:: Data excerpts
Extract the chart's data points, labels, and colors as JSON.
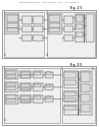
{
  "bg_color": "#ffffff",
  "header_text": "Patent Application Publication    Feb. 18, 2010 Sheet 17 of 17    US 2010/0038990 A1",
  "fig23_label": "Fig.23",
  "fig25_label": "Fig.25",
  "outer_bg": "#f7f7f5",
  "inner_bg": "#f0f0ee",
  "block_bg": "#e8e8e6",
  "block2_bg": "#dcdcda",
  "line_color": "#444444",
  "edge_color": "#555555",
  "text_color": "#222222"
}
::::
- [Job]:
Retype each line of the listing above word for word. Exclude the pictures.

- [Completed task]:
Extract the chart's data points, labels, and colors as JSON.
{
  "bg_color": "#ffffff",
  "header_text": "Patent Application Publication    Feb. 18, 2010 Sheet 17 of 17    US 2010/0038990 A1",
  "fig23_label": "Fig.23",
  "fig25_label": "Fig.25",
  "outer_bg": "#f7f7f5",
  "inner_bg": "#f0f0ee",
  "block_bg": "#e8e8e6",
  "block2_bg": "#dcdcda",
  "line_color": "#444444",
  "edge_color": "#555555",
  "text_color": "#222222"
}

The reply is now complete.